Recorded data
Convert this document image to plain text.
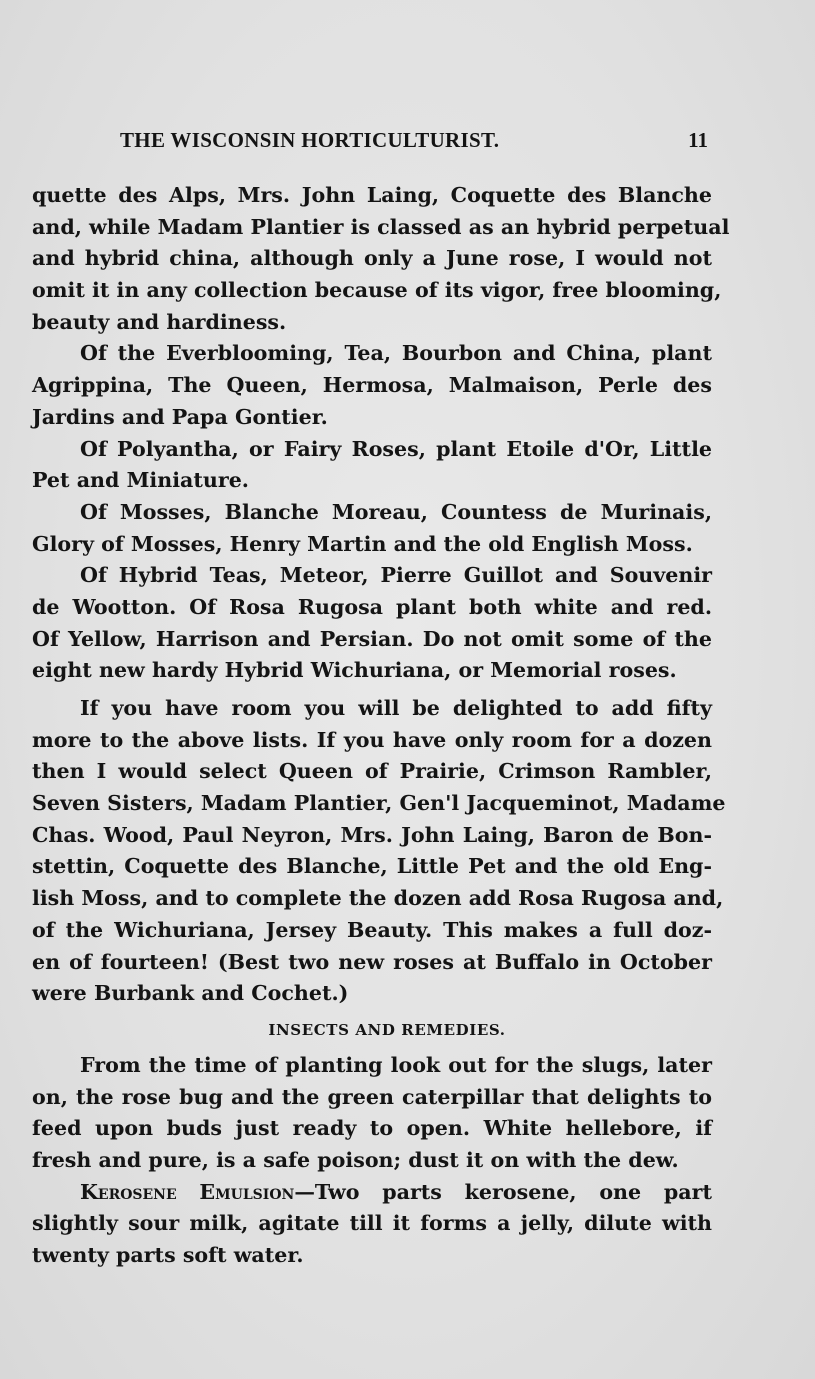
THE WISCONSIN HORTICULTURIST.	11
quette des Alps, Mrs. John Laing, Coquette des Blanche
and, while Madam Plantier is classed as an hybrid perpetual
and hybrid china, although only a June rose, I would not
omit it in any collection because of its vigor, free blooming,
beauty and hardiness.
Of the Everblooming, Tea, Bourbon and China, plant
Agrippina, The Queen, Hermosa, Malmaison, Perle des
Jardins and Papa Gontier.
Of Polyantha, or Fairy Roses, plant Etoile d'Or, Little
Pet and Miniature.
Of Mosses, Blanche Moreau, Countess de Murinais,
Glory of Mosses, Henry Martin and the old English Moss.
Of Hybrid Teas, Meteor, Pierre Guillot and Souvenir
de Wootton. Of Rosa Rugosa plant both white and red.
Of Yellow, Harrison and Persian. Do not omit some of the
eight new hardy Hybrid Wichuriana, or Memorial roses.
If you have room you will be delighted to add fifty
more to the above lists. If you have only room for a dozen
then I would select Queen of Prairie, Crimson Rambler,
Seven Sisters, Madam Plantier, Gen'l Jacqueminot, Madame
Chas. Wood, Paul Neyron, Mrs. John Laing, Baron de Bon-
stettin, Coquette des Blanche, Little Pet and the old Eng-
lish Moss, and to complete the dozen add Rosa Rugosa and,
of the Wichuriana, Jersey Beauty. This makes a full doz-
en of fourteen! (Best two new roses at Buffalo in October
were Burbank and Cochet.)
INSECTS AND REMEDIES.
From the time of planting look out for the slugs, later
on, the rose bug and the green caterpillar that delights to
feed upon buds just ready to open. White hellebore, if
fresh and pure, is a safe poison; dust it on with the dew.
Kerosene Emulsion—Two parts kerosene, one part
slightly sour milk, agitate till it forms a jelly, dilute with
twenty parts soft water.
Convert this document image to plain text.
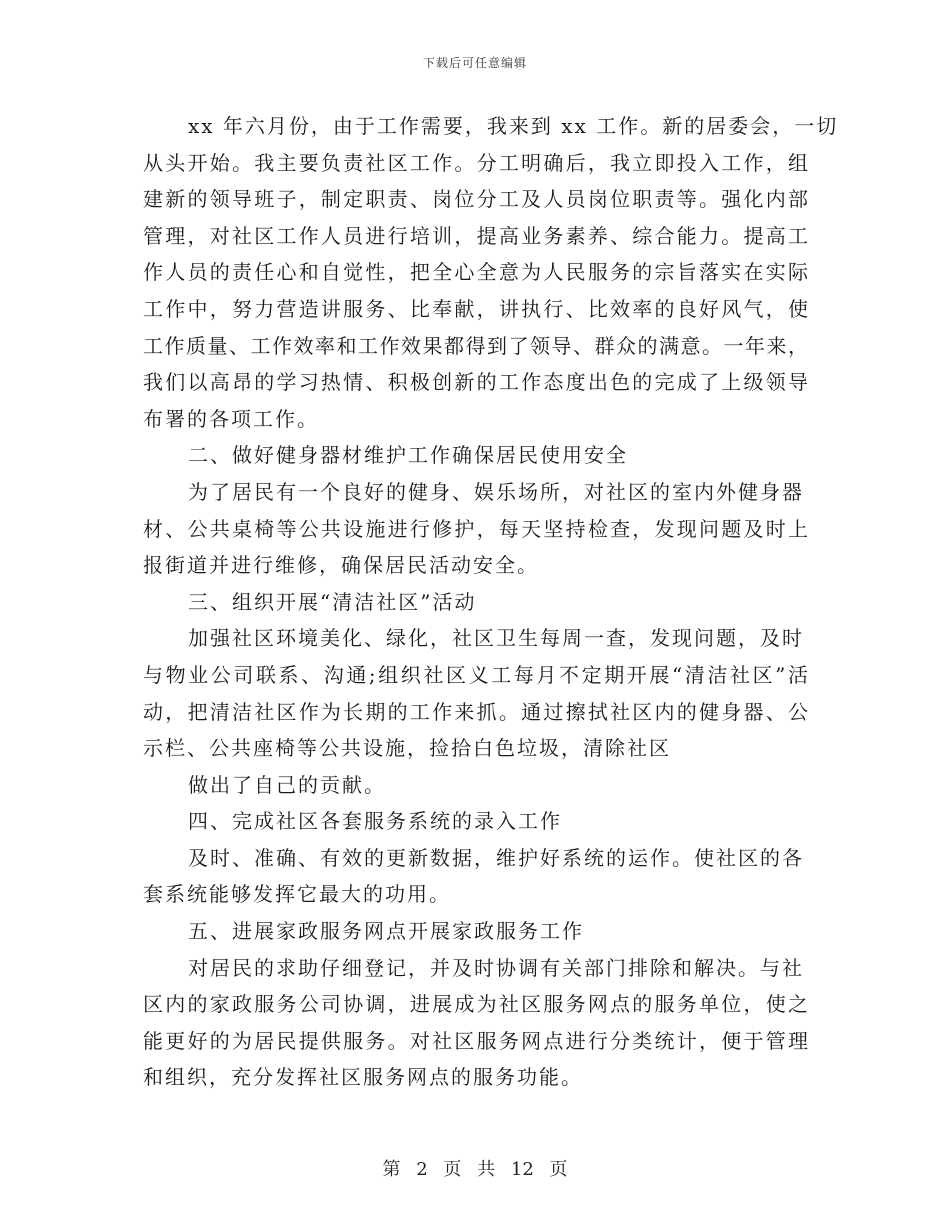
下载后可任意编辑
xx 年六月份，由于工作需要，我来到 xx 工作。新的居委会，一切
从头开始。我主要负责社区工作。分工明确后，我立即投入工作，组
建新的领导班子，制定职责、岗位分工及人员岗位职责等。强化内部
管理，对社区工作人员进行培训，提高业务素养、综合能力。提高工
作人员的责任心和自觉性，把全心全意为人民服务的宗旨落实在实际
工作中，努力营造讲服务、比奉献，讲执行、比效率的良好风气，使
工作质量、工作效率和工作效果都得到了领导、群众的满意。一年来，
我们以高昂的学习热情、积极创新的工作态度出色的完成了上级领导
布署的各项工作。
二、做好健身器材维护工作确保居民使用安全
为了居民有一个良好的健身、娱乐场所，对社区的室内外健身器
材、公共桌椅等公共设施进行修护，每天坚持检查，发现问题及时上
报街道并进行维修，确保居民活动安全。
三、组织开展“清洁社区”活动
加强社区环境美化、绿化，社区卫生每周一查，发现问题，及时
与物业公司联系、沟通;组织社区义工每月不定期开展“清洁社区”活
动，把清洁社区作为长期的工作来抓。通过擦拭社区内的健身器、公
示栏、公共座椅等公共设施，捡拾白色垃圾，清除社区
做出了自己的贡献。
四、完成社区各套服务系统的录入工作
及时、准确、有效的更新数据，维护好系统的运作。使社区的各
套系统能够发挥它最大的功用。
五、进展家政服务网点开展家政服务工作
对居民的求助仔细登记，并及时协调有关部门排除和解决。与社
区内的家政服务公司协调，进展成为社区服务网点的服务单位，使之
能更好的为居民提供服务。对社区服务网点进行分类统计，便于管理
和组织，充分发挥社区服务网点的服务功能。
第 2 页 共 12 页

● Task requirements: Every record is to be reproduced exactly, with no pictures included.

● Solution to the exercise:
Convert this document image to plain text.
THE WISCONSIN HORTICULTURIST.	11
quette des Alps, Mrs. John Laing, Coquette des Blanche
and, while Madam Plantier is classed as an hybrid perpetual
and hybrid china, although only a June rose, I would not
omit it in any collection because of its vigor, free blooming,
beauty and hardiness.
Of the Everblooming, Tea, Bourbon and China, plant
Agrippina, The Queen, Hermosa, Malmaison, Perle des
Jardins and Papa Gontier.
Of Polyantha, or Fairy Roses, plant Etoile d'Or, Little
Pet and Miniature.
Of Mosses, Blanche Moreau, Countess de Murinais,
Glory of Mosses, Henry Martin and the old English Moss.
Of Hybrid Teas, Meteor, Pierre Guillot and Souvenir
de Wootton. Of Rosa Rugosa plant both white and red.
Of Yellow, Harrison and Persian. Do not omit some of the
eight new hardy Hybrid Wichuriana, or Memorial roses.
If you have room you will be delighted to add fifty
more to the above lists. If you have only room for a dozen
then I would select Queen of Prairie, Crimson Rambler,
Seven Sisters, Madam Plantier, Gen'l Jacqueminot, Madame
Chas. Wood, Paul Neyron, Mrs. John Laing, Baron de Bon-
stettin, Coquette des Blanche, Little Pet and the old Eng-
lish Moss, and to complete the dozen add Rosa Rugosa and,
of the Wichuriana, Jersey Beauty. This makes a full doz-
en of fourteen! (Best two new roses at Buffalo in October
were Burbank and Cochet.)
INSECTS AND REMEDIES.
From the time of planting look out for the slugs, later
on, the rose bug and the green caterpillar that delights to
feed upon buds just ready to open. White hellebore, if
fresh and pure, is a safe poison; dust it on with the dew.
Kerosene Emulsion—Two parts kerosene, one part
slightly sour milk, agitate till it forms a jelly, dilute with
twenty parts soft water.
Convert this document image to plain text.
下载后可任意编辑
xx 年六月份，由于工作需要，我来到 xx 工作。新的居委会，一切
从头开始。我主要负责社区工作。分工明确后，我立即投入工作，组
建新的领导班子，制定职责、岗位分工及人员岗位职责等。强化内部
管理，对社区工作人员进行培训，提高业务素养、综合能力。提高工
作人员的责任心和自觉性，把全心全意为人民服务的宗旨落实在实际
工作中，努力营造讲服务、比奉献，讲执行、比效率的良好风气，使
工作质量、工作效率和工作效果都得到了领导、群众的满意。一年来，
我们以高昂的学习热情、积极创新的工作态度出色的完成了上级领导
布署的各项工作。
二、做好健身器材维护工作确保居民使用安全
为了居民有一个良好的健身、娱乐场所，对社区的室内外健身器
材、公共桌椅等公共设施进行修护，每天坚持检查，发现问题及时上
报街道并进行维修，确保居民活动安全。
三、组织开展“清洁社区”活动
加强社区环境美化、绿化，社区卫生每周一查，发现问题，及时
与物业公司联系、沟通;组织社区义工每月不定期开展“清洁社区”活
动，把清洁社区作为长期的工作来抓。通过擦拭社区内的健身器、公
示栏、公共座椅等公共设施，捡拾白色垃圾，清除社区
做出了自己的贡献。
四、完成社区各套服务系统的录入工作
及时、准确、有效的更新数据，维护好系统的运作。使社区的各
套系统能够发挥它最大的功用。
五、进展家政服务网点开展家政服务工作
对居民的求助仔细登记，并及时协调有关部门排除和解决。与社
区内的家政服务公司协调，进展成为社区服务网点的服务单位，使之
能更好的为居民提供服务。对社区服务网点进行分类统计，便于管理
和组织，充分发挥社区服务网点的服务功能。
第 2 页 共 12 页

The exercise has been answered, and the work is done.